_INSTRUCTION_:
Select the lines that hold the word "JSON" and copy each one.

[Dataset items]
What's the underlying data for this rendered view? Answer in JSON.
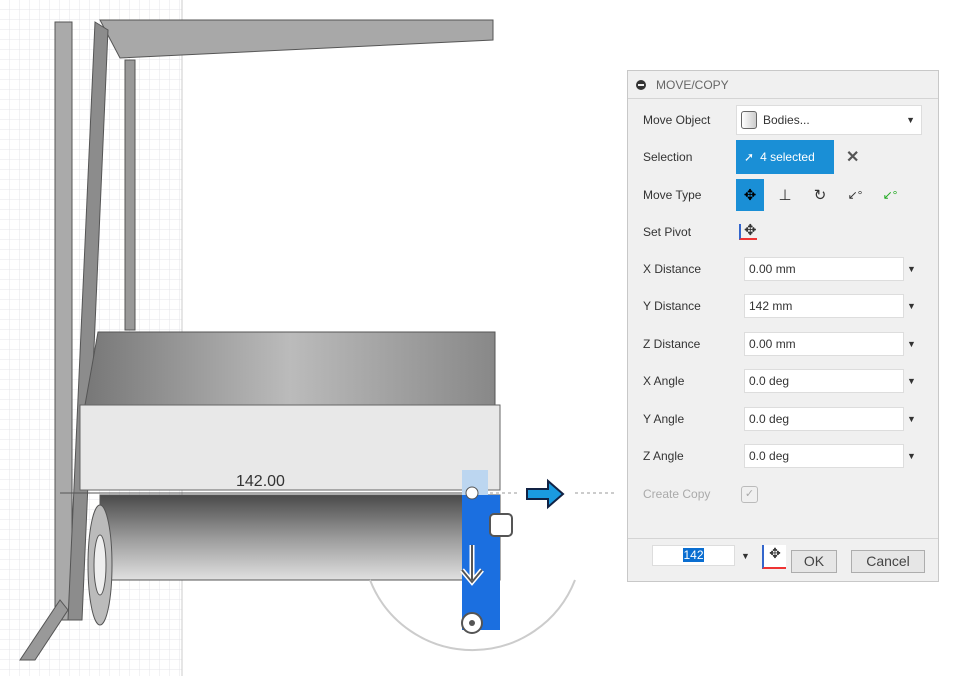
{
  "viewport": {
    "dimension_label": "142.00"
  },
  "dialog": {
    "title": "MOVE/COPY",
    "move_object": {
      "label": "Move Object",
      "value": "Bodies..."
    },
    "selection": {
      "label": "Selection",
      "value": "4 selected"
    },
    "move_type": {
      "label": "Move Type",
      "options": [
        "free-move",
        "translate",
        "rotate",
        "point-to-point",
        "point-to-position"
      ],
      "active": "free-move"
    },
    "set_pivot": {
      "label": "Set Pivot"
    },
    "fields": [
      {
        "label": "X Distance",
        "value": "0.00 mm"
      },
      {
        "label": "Y Distance",
        "value": "142 mm"
      },
      {
        "label": "Z Distance",
        "value": "0.00 mm"
      },
      {
        "label": "X Angle",
        "value": "0.0 deg"
      },
      {
        "label": "Y Angle",
        "value": "0.0 deg"
      },
      {
        "label": "Z Angle",
        "value": "0.0 deg"
      }
    ],
    "create_copy": {
      "label": "Create Copy",
      "checked": true
    },
    "inline_value": "142",
    "ok_label": "OK",
    "cancel_label": "Cancel",
    "accent": "#1a8fd6"
  }
}
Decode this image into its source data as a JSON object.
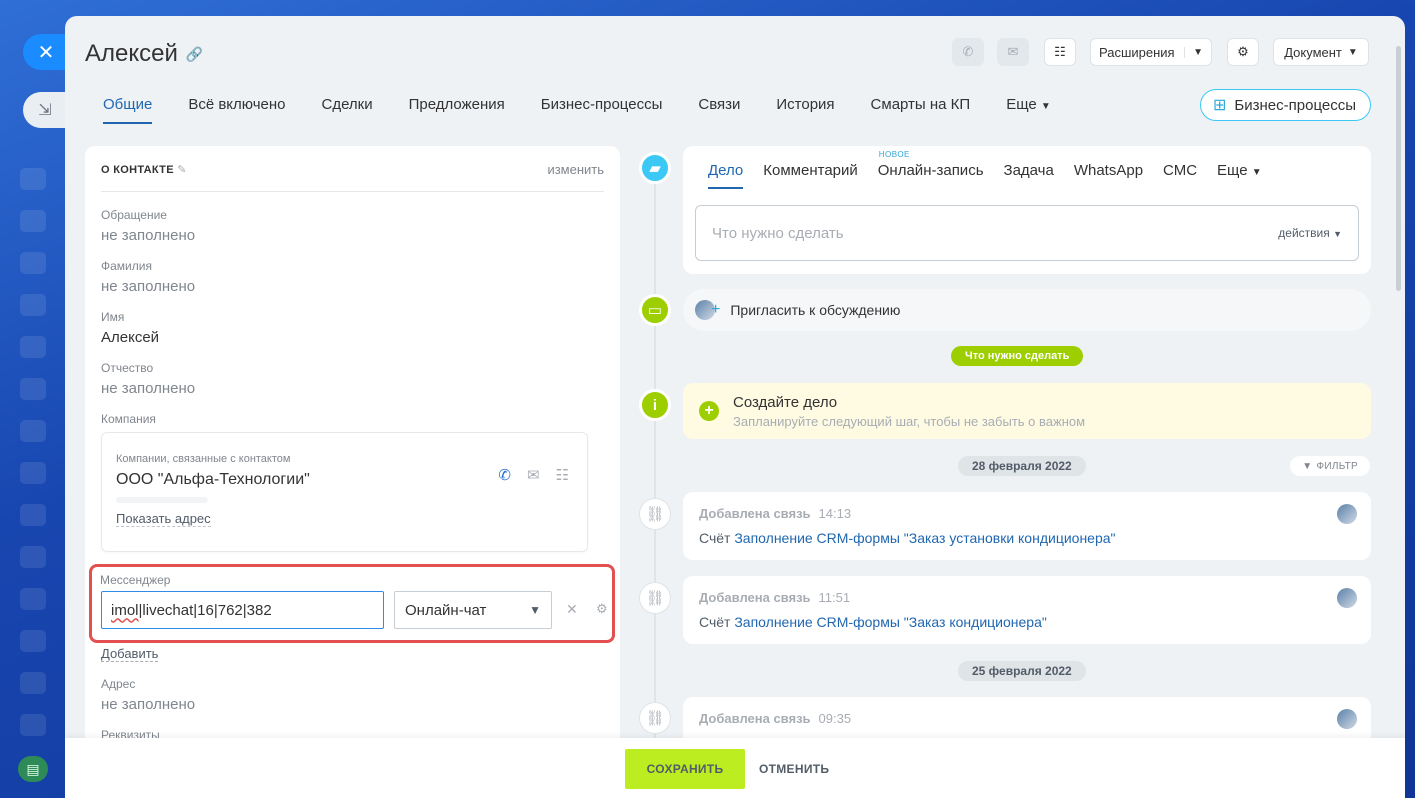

_EXPECTED ANSWER_:
What's the underlying data for this rendered view? Answer in JSON.
Decode this image into its source data as a JSON object.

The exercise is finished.